_Requirements_: Transcribe all the entries word for word, but omit the images.

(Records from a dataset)
::::::

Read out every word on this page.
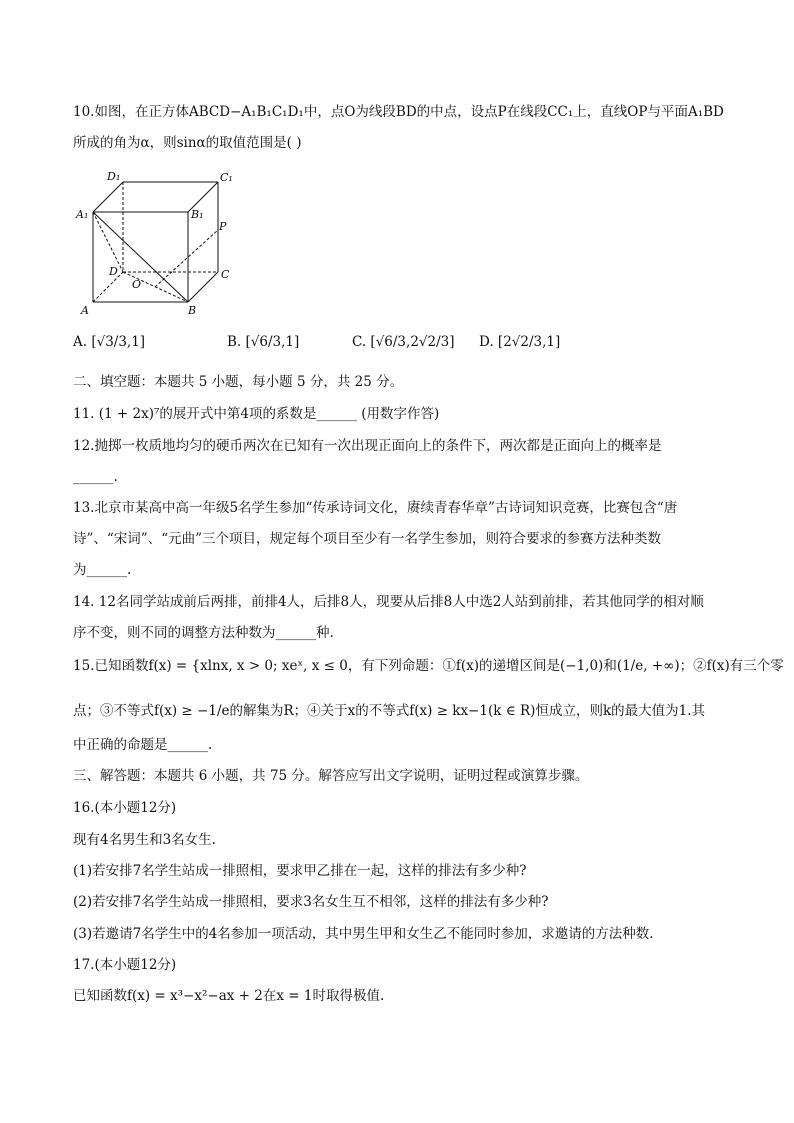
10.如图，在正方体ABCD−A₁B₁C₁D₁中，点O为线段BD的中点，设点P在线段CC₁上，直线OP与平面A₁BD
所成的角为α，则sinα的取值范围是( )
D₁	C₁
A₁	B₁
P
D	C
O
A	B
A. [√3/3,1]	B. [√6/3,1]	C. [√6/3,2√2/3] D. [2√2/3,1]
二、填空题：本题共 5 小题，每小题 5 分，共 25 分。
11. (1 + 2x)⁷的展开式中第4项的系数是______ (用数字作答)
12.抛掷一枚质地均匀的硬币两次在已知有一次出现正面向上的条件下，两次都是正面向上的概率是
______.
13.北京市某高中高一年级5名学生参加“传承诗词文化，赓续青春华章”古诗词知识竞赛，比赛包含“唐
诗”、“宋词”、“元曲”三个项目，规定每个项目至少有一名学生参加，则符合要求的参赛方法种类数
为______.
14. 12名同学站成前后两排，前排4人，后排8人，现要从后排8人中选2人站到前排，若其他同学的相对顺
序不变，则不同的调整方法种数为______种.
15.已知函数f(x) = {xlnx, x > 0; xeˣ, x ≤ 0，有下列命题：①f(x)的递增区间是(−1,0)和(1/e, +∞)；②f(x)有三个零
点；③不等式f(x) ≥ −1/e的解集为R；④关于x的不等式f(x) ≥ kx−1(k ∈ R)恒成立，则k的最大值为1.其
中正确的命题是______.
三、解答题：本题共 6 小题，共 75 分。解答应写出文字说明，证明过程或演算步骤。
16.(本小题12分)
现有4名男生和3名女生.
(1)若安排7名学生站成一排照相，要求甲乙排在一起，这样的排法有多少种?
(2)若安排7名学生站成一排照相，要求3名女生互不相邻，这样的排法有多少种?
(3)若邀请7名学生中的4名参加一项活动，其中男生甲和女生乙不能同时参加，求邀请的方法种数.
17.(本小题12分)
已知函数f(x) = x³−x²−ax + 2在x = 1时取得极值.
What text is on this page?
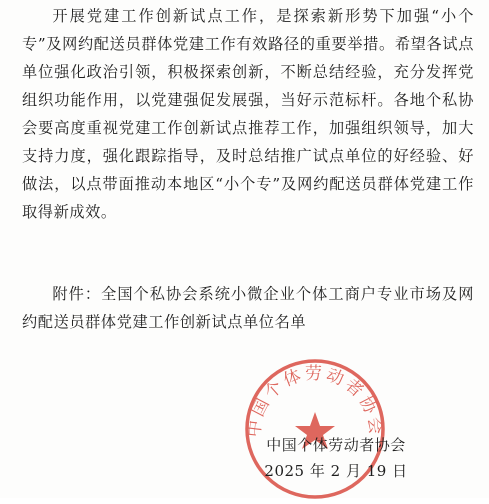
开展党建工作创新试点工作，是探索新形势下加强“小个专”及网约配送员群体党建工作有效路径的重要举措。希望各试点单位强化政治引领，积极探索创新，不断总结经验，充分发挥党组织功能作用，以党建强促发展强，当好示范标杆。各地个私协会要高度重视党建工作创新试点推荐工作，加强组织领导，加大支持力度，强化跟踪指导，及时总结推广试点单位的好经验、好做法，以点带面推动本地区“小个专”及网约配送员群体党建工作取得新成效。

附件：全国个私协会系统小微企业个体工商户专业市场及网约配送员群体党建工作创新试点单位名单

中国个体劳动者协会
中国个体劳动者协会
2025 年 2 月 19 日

::::::

_Finished task_:
Read out every word on this page.
10.如图，在正方体ABCD−A₁B₁C₁D₁中，点O为线段BD的中点，设点P在线段CC₁上，直线OP与平面A₁BD
所成的角为α，则sinα的取值范围是( )
D₁	C₁
A₁	B₁
P
D	C
O
A	B
A. [√3/3,1]	B. [√6/3,1]	C. [√6/3,2√2/3] D. [2√2/3,1]
二、填空题：本题共 5 小题，每小题 5 分，共 25 分。
11. (1 + 2x)⁷的展开式中第4项的系数是______ (用数字作答)
12.抛掷一枚质地均匀的硬币两次在已知有一次出现正面向上的条件下，两次都是正面向上的概率是
______.
13.北京市某高中高一年级5名学生参加“传承诗词文化，赓续青春华章”古诗词知识竞赛，比赛包含“唐
诗”、“宋词”、“元曲”三个项目，规定每个项目至少有一名学生参加，则符合要求的参赛方法种类数
为______.
14. 12名同学站成前后两排，前排4人，后排8人，现要从后排8人中选2人站到前排，若其他同学的相对顺
序不变，则不同的调整方法种数为______种.
15.已知函数f(x) = {xlnx, x > 0; xeˣ, x ≤ 0，有下列命题：①f(x)的递增区间是(−1,0)和(1/e, +∞)；②f(x)有三个零
点；③不等式f(x) ≥ −1/e的解集为R；④关于x的不等式f(x) ≥ kx−1(k ∈ R)恒成立，则k的最大值为1.其
中正确的命题是______.
三、解答题：本题共 6 小题，共 75 分。解答应写出文字说明，证明过程或演算步骤。
16.(本小题12分)
现有4名男生和3名女生.
(1)若安排7名学生站成一排照相，要求甲乙排在一起，这样的排法有多少种?
(2)若安排7名学生站成一排照相，要求3名女生互不相邻，这样的排法有多少种?
(3)若邀请7名学生中的4名参加一项活动，其中男生甲和女生乙不能同时参加，求邀请的方法种数.
17.(本小题12分)
已知函数f(x) = x³−x²−ax + 2在x = 1时取得极值.
What text is on this page?
开展党建工作创新试点工作，是探索新形势下加强“小个专”及网约配送员群体党建工作有效路径的重要举措。希望各试点单位强化政治引领，积极探索创新，不断总结经验，充分发挥党组织功能作用，以党建强促发展强，当好示范标杆。各地个私协会要高度重视党建工作创新试点推荐工作，加强组织领导，加大支持力度，强化跟踪指导，及时总结推广试点单位的好经验、好做法，以点带面推动本地区“小个专”及网约配送员群体党建工作取得新成效。

附件：全国个私协会系统小微企业个体工商户专业市场及网约配送员群体党建工作创新试点单位名单

中国个体劳动者协会
中国个体劳动者协会
2025 年 2 月 19 日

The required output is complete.